start

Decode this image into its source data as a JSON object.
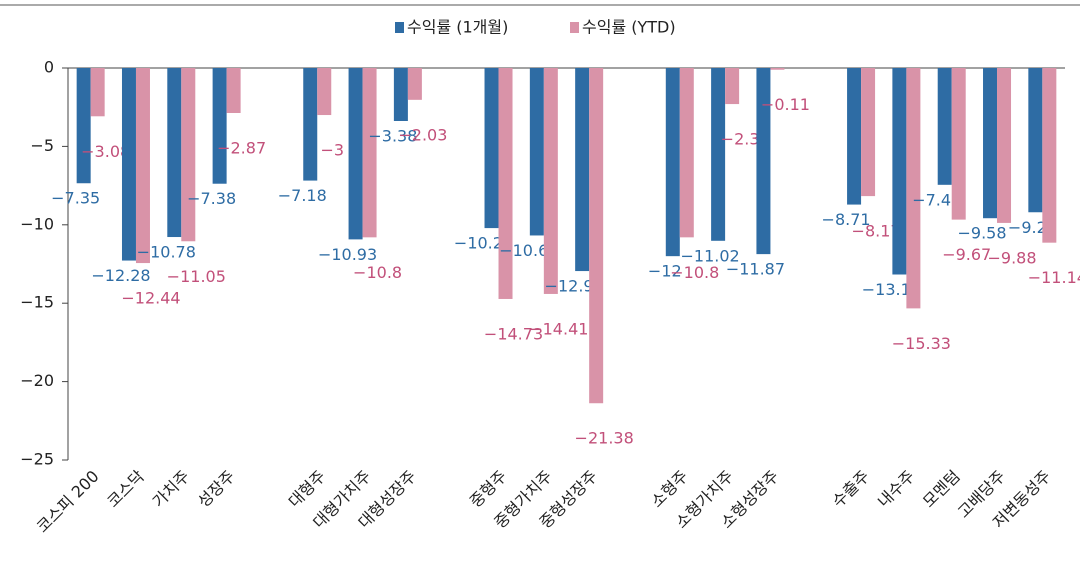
{
  "chart_data": {
    "type": "bar",
    "categories": [
      "코스피 200",
      "코스닥",
      "가치주",
      "성장주",
      null,
      "대형주",
      "대형가치주",
      "대형성장주",
      null,
      "중형주",
      "중형가치주",
      "중형성장주",
      null,
      "소형주",
      "소형가치주",
      "소형성장주",
      null,
      "수출주",
      "내수주",
      "모멘텀",
      "고배당주",
      "저변동성주"
    ],
    "series": [
      {
        "name": "수익률 (1개월)",
        "color": "#2e6ca4",
        "values": [
          -7.35,
          -12.28,
          -10.78,
          -7.38,
          null,
          -7.18,
          -10.93,
          -3.38,
          null,
          -10.21,
          -10.68,
          -12.95,
          null,
          -12,
          -11.02,
          -11.87,
          null,
          -8.71,
          -13.17,
          -7.45,
          -9.58,
          -9.2
        ],
        "value_labels": [
          "−7.35",
          "−12.28",
          "−10.78",
          "−7.38",
          null,
          "−7.18",
          "−10.93",
          "−3.38",
          null,
          "−10.21",
          "−10.68",
          "−12.95",
          null,
          "−12",
          "−11.02",
          "−11.87",
          null,
          "−8.71",
          "−13.17",
          "−7.45",
          "−9.58",
          "−9.2"
        ]
      },
      {
        "name": "수익률 (YTD)",
        "color": "#d993a8",
        "values": [
          -3.08,
          -12.44,
          -11.05,
          -2.87,
          null,
          -3,
          -10.8,
          -2.03,
          null,
          -14.73,
          -14.41,
          -21.38,
          null,
          -10.8,
          -2.3,
          -0.11,
          null,
          -8.17,
          -15.33,
          -9.67,
          -9.88,
          -11.14
        ],
        "value_labels": [
          "−3.08",
          "−12.44",
          "−11.05",
          "−2.87",
          null,
          "−3",
          "−10.8",
          "−2.03",
          null,
          "−14.73",
          "−14.41",
          "−21.38",
          null,
          "−10.8",
          "−2.3",
          "−0.11",
          null,
          "−8.17",
          "−15.33",
          "−9.67",
          "−9.88",
          "−11.14"
        ]
      }
    ],
    "ylim": [
      -25,
      0
    ],
    "yticks": [
      0,
      {
        "value": -5,
        "label": "−5"
      },
      {
        "value": -10,
        "label": "−10"
      },
      {
        "value": -15,
        "label": "−15"
      },
      {
        "value": -20,
        "label": "−20"
      },
      {
        "value": -25,
        "label": "−25"
      }
    ],
    "legend": "top"
  }
}
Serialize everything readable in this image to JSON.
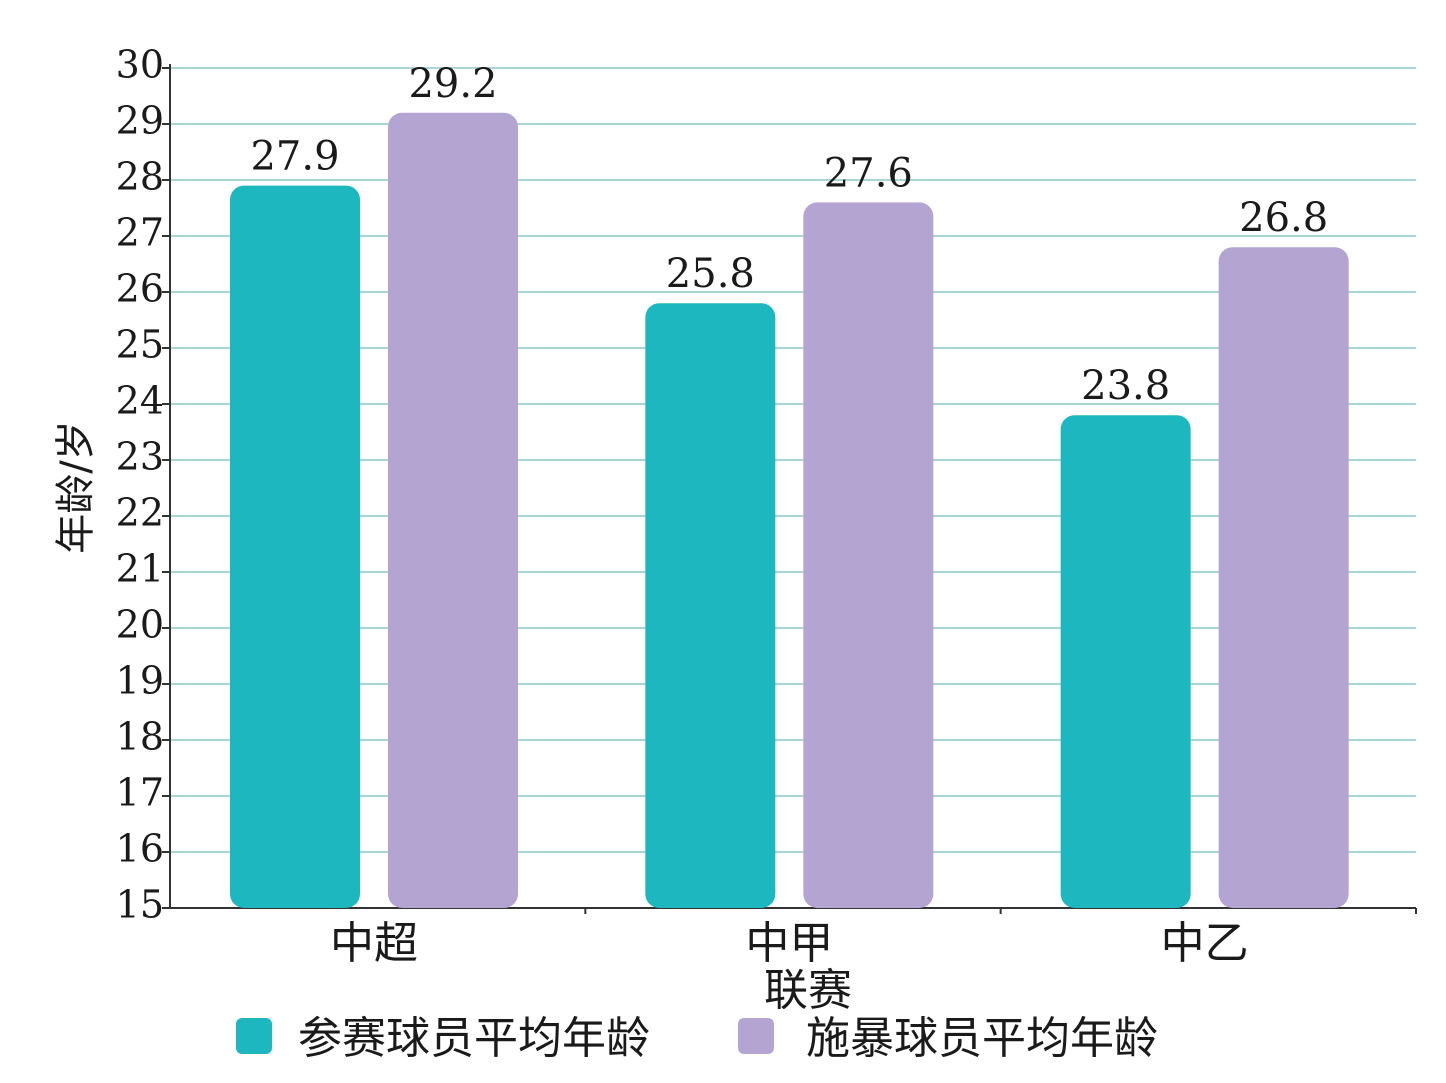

end

▶ [Your goal] Count the lines in the entries that hold the word "image", and give nothing but the total.

▶ [Response to this exercise] 2